--- INSTRUCTIONS TO FOLLOW ---
Scan the entries below and extract each line with the word "科目別税区分表" in it.

--- DATA PROVIDED ---
****************

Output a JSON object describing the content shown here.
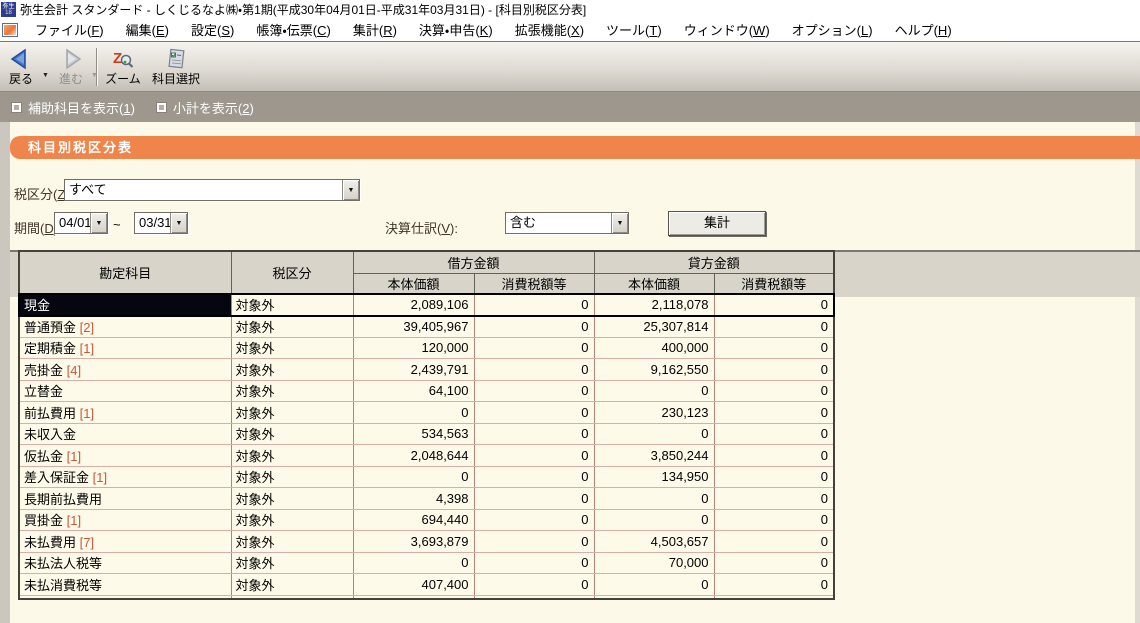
{
  "window": {
    "title": "弥生会計 スタンダード - しくじるなよ㈱・第1期(平成30年04月01日-平成31年03月31日) - [科目別税区分表]"
  },
  "menubar": {
    "items": [
      "ファイル(F)",
      "編集(E)",
      "設定(S)",
      "帳簿・伝票(C)",
      "集計(R)",
      "決算・申告(K)",
      "拡張機能(X)",
      "ツール(T)",
      "ウィンドウ(W)",
      "オプション(L)",
      "ヘルプ(H)"
    ]
  },
  "toolbar": {
    "back_label": "戻る",
    "forward_label": "進む",
    "zoom_label": "ズーム",
    "account_select_label": "科目選択",
    "caret": "▼"
  },
  "options_bar": {
    "checkboxes": [
      {
        "label": "補助科目を表示(1)",
        "checked": false
      },
      {
        "label": "小計を表示(2)",
        "checked": false
      }
    ]
  },
  "page": {
    "title": "科目別税区分表"
  },
  "filters": {
    "tax_class": {
      "label": "税区分(Z):",
      "value": "すべて"
    },
    "period": {
      "label": "期間(D):",
      "from": "04/01",
      "separator": "~",
      "to": "03/31"
    },
    "closing_entries": {
      "label": "決算仕訳(V):",
      "value": "含む"
    },
    "aggregate_button": "集計",
    "dropdown_arrow": "▼"
  },
  "table": {
    "headers": {
      "account": "勘定科目",
      "tax_class": "税区分",
      "debit": "借方金額",
      "credit": "貸方金額",
      "base_amount": "本体価額",
      "tax_amount": "消費税額等"
    },
    "rows": [
      {
        "account": "現金",
        "count": "",
        "tax_class": "対象外",
        "debit_base": "2,089,106",
        "debit_tax": "0",
        "credit_base": "2,118,078",
        "credit_tax": "0",
        "selected": true
      },
      {
        "account": "普通預金",
        "count": "[2]",
        "tax_class": "対象外",
        "debit_base": "39,405,967",
        "debit_tax": "0",
        "credit_base": "25,307,814",
        "credit_tax": "0"
      },
      {
        "account": "定期積金",
        "count": "[1]",
        "tax_class": "対象外",
        "debit_base": "120,000",
        "debit_tax": "0",
        "credit_base": "400,000",
        "credit_tax": "0"
      },
      {
        "account": "売掛金",
        "count": "[4]",
        "tax_class": "対象外",
        "debit_base": "2,439,791",
        "debit_tax": "0",
        "credit_base": "9,162,550",
        "credit_tax": "0"
      },
      {
        "account": "立替金",
        "count": "",
        "tax_class": "対象外",
        "debit_base": "64,100",
        "debit_tax": "0",
        "credit_base": "0",
        "credit_tax": "0"
      },
      {
        "account": "前払費用",
        "count": "[1]",
        "tax_class": "対象外",
        "debit_base": "0",
        "debit_tax": "0",
        "credit_base": "230,123",
        "credit_tax": "0"
      },
      {
        "account": "未収入金",
        "count": "",
        "tax_class": "対象外",
        "debit_base": "534,563",
        "debit_tax": "0",
        "credit_base": "0",
        "credit_tax": "0"
      },
      {
        "account": "仮払金",
        "count": "[1]",
        "tax_class": "対象外",
        "debit_base": "2,048,644",
        "debit_tax": "0",
        "credit_base": "3,850,244",
        "credit_tax": "0"
      },
      {
        "account": "差入保証金",
        "count": "[1]",
        "tax_class": "対象外",
        "debit_base": "0",
        "debit_tax": "0",
        "credit_base": "134,950",
        "credit_tax": "0"
      },
      {
        "account": "長期前払費用",
        "count": "",
        "tax_class": "対象外",
        "debit_base": "4,398",
        "debit_tax": "0",
        "credit_base": "0",
        "credit_tax": "0"
      },
      {
        "account": "買掛金",
        "count": "[1]",
        "tax_class": "対象外",
        "debit_base": "694,440",
        "debit_tax": "0",
        "credit_base": "0",
        "credit_tax": "0"
      },
      {
        "account": "未払費用",
        "count": "[7]",
        "tax_class": "対象外",
        "debit_base": "3,693,879",
        "debit_tax": "0",
        "credit_base": "4,503,657",
        "credit_tax": "0"
      },
      {
        "account": "未払法人税等",
        "count": "",
        "tax_class": "対象外",
        "debit_base": "0",
        "debit_tax": "0",
        "credit_base": "70,000",
        "credit_tax": "0"
      },
      {
        "account": "未払消費税等",
        "count": "",
        "tax_class": "対象外",
        "debit_base": "407,400",
        "debit_tax": "0",
        "credit_base": "0",
        "credit_tax": "0"
      }
    ]
  },
  "colors": {
    "accent_orange": "#F0854B",
    "header_gray": "#D9D4CA",
    "background_cream": "#FDF9E9",
    "options_bar": "#9D978D",
    "count_red": "#C25A3A",
    "selection_black": "#06060F"
  }
}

****************

--- SOLUTION TO THIS PROBLEM ---
    "title": "弥生会計 スタンダード - しくじるなよ㈱・第1期(平成30年04月01日-平成31年03月31日) - [科目別税区分表]"
    "title": "科目別税区分表"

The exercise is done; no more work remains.